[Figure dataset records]
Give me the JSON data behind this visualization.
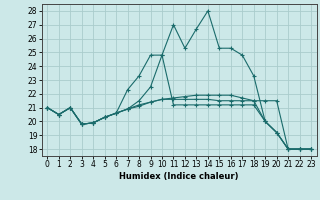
{
  "xlabel": "Humidex (Indice chaleur)",
  "ylabel": "",
  "background_color": "#cce8e8",
  "grid_color": "#aacccc",
  "line_color": "#1a6b6b",
  "xlim": [
    -0.5,
    23.5
  ],
  "ylim": [
    17.5,
    28.5
  ],
  "xticks": [
    0,
    1,
    2,
    3,
    4,
    5,
    6,
    7,
    8,
    9,
    10,
    11,
    12,
    13,
    14,
    15,
    16,
    17,
    18,
    19,
    20,
    21,
    22,
    23
  ],
  "yticks": [
    18,
    19,
    20,
    21,
    22,
    23,
    24,
    25,
    26,
    27,
    28
  ],
  "series": [
    [
      21.0,
      20.5,
      21.0,
      19.8,
      19.9,
      20.3,
      20.6,
      20.9,
      21.2,
      21.4,
      21.6,
      21.6,
      21.6,
      21.6,
      21.6,
      21.5,
      21.5,
      21.5,
      21.5,
      21.5,
      21.5,
      18.0,
      18.0,
      18.0
    ],
    [
      21.0,
      20.5,
      21.0,
      19.8,
      19.9,
      20.3,
      20.6,
      20.9,
      21.5,
      22.5,
      24.8,
      27.0,
      25.3,
      26.7,
      28.0,
      25.3,
      25.3,
      24.8,
      23.3,
      20.0,
      19.2,
      18.0,
      18.0,
      18.0
    ],
    [
      21.0,
      20.5,
      21.0,
      19.8,
      19.9,
      20.3,
      20.6,
      22.3,
      23.3,
      24.8,
      24.8,
      21.2,
      21.2,
      21.2,
      21.2,
      21.2,
      21.2,
      21.2,
      21.2,
      20.0,
      19.2,
      18.0,
      18.0,
      18.0
    ],
    [
      21.0,
      20.5,
      21.0,
      19.8,
      19.9,
      20.3,
      20.6,
      20.9,
      21.1,
      21.4,
      21.6,
      21.7,
      21.8,
      21.9,
      21.9,
      21.9,
      21.9,
      21.7,
      21.5,
      20.0,
      19.2,
      18.0,
      18.0,
      18.0
    ]
  ]
}
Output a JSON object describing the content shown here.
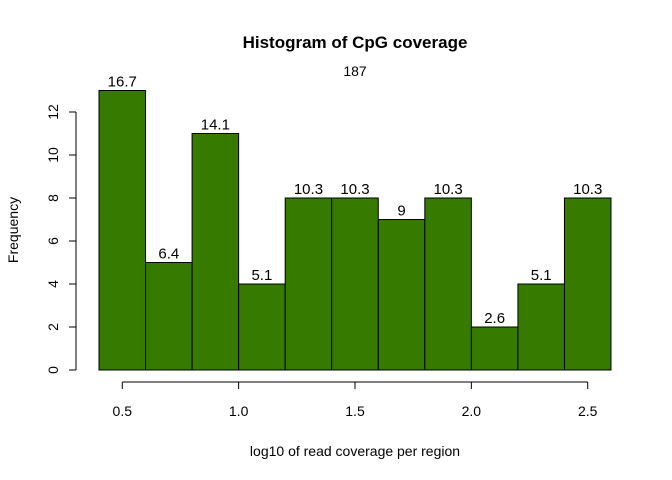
{
  "chart_data": {
    "type": "bar",
    "title": "Histogram of CpG coverage",
    "subtitle": "187",
    "xlabel": "log10 of read coverage per region",
    "ylabel": "Frequency",
    "bins": [
      {
        "start": 0.4,
        "end": 0.6,
        "count": 13,
        "label": "16.7"
      },
      {
        "start": 0.6,
        "end": 0.8,
        "count": 5,
        "label": "6.4"
      },
      {
        "start": 0.8,
        "end": 1.0,
        "count": 11,
        "label": "14.1"
      },
      {
        "start": 1.0,
        "end": 1.2,
        "count": 4,
        "label": "5.1"
      },
      {
        "start": 1.2,
        "end": 1.4,
        "count": 8,
        "label": "10.3"
      },
      {
        "start": 1.4,
        "end": 1.6,
        "count": 8,
        "label": "10.3"
      },
      {
        "start": 1.6,
        "end": 1.8,
        "count": 7,
        "label": "9"
      },
      {
        "start": 1.8,
        "end": 2.0,
        "count": 8,
        "label": "10.3"
      },
      {
        "start": 2.0,
        "end": 2.2,
        "count": 2,
        "label": "2.6"
      },
      {
        "start": 2.2,
        "end": 2.4,
        "count": 4,
        "label": "5.1"
      },
      {
        "start": 2.4,
        "end": 2.6,
        "count": 8,
        "label": "10.3"
      }
    ],
    "xlim": [
      0.4,
      2.6
    ],
    "ylim": [
      0,
      13
    ],
    "xticks": [
      0.5,
      1.0,
      1.5,
      2.0,
      2.5
    ],
    "xtick_labels": [
      "0.5",
      "1.0",
      "1.5",
      "2.0",
      "2.5"
    ],
    "yticks": [
      0,
      2,
      4,
      6,
      8,
      10,
      12
    ],
    "ytick_labels": [
      "0",
      "2",
      "4",
      "6",
      "8",
      "10",
      "12"
    ],
    "bar_color": "#367a00",
    "bar_border_color": "#000000",
    "grid": false,
    "legend": "none"
  }
}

■ GOAL ■
Without including any pictures, print all of the material exactly as given.

■ WRITTEN SOLUTION ■
Give me the JSON data behind this visualization.
{
  "xlabel": "Humidex (Indice chaleur)",
  "ylabel": "",
  "background_color": "#cce8e8",
  "grid_color": "#aacccc",
  "line_color": "#1a6b6b",
  "xlim": [
    -0.5,
    23.5
  ],
  "ylim": [
    17.5,
    28.5
  ],
  "xticks": [
    0,
    1,
    2,
    3,
    4,
    5,
    6,
    7,
    8,
    9,
    10,
    11,
    12,
    13,
    14,
    15,
    16,
    17,
    18,
    19,
    20,
    21,
    22,
    23
  ],
  "yticks": [
    18,
    19,
    20,
    21,
    22,
    23,
    24,
    25,
    26,
    27,
    28
  ],
  "series": [
    [
      21.0,
      20.5,
      21.0,
      19.8,
      19.9,
      20.3,
      20.6,
      20.9,
      21.2,
      21.4,
      21.6,
      21.6,
      21.6,
      21.6,
      21.6,
      21.5,
      21.5,
      21.5,
      21.5,
      21.5,
      21.5,
      18.0,
      18.0,
      18.0
    ],
    [
      21.0,
      20.5,
      21.0,
      19.8,
      19.9,
      20.3,
      20.6,
      20.9,
      21.5,
      22.5,
      24.8,
      27.0,
      25.3,
      26.7,
      28.0,
      25.3,
      25.3,
      24.8,
      23.3,
      20.0,
      19.2,
      18.0,
      18.0,
      18.0
    ],
    [
      21.0,
      20.5,
      21.0,
      19.8,
      19.9,
      20.3,
      20.6,
      22.3,
      23.3,
      24.8,
      24.8,
      21.2,
      21.2,
      21.2,
      21.2,
      21.2,
      21.2,
      21.2,
      21.2,
      20.0,
      19.2,
      18.0,
      18.0,
      18.0
    ],
    [
      21.0,
      20.5,
      21.0,
      19.8,
      19.9,
      20.3,
      20.6,
      20.9,
      21.1,
      21.4,
      21.6,
      21.7,
      21.8,
      21.9,
      21.9,
      21.9,
      21.9,
      21.7,
      21.5,
      20.0,
      19.2,
      18.0,
      18.0,
      18.0
    ]
  ]
}
Output a JSON object describing the content shown here.
{
  "chart_data": {
    "type": "bar",
    "title": "Histogram of CpG coverage",
    "subtitle": "187",
    "xlabel": "log10 of read coverage per region",
    "ylabel": "Frequency",
    "bins": [
      {
        "start": 0.4,
        "end": 0.6,
        "count": 13,
        "label": "16.7"
      },
      {
        "start": 0.6,
        "end": 0.8,
        "count": 5,
        "label": "6.4"
      },
      {
        "start": 0.8,
        "end": 1.0,
        "count": 11,
        "label": "14.1"
      },
      {
        "start": 1.0,
        "end": 1.2,
        "count": 4,
        "label": "5.1"
      },
      {
        "start": 1.2,
        "end": 1.4,
        "count": 8,
        "label": "10.3"
      },
      {
        "start": 1.4,
        "end": 1.6,
        "count": 8,
        "label": "10.3"
      },
      {
        "start": 1.6,
        "end": 1.8,
        "count": 7,
        "label": "9"
      },
      {
        "start": 1.8,
        "end": 2.0,
        "count": 8,
        "label": "10.3"
      },
      {
        "start": 2.0,
        "end": 2.2,
        "count": 2,
        "label": "2.6"
      },
      {
        "start": 2.2,
        "end": 2.4,
        "count": 4,
        "label": "5.1"
      },
      {
        "start": 2.4,
        "end": 2.6,
        "count": 8,
        "label": "10.3"
      }
    ],
    "xlim": [
      0.4,
      2.6
    ],
    "ylim": [
      0,
      13
    ],
    "xticks": [
      0.5,
      1.0,
      1.5,
      2.0,
      2.5
    ],
    "xtick_labels": [
      "0.5",
      "1.0",
      "1.5",
      "2.0",
      "2.5"
    ],
    "yticks": [
      0,
      2,
      4,
      6,
      8,
      10,
      12
    ],
    "ytick_labels": [
      "0",
      "2",
      "4",
      "6",
      "8",
      "10",
      "12"
    ],
    "bar_color": "#367a00",
    "bar_border_color": "#000000",
    "grid": false,
    "legend": "none"
  }
}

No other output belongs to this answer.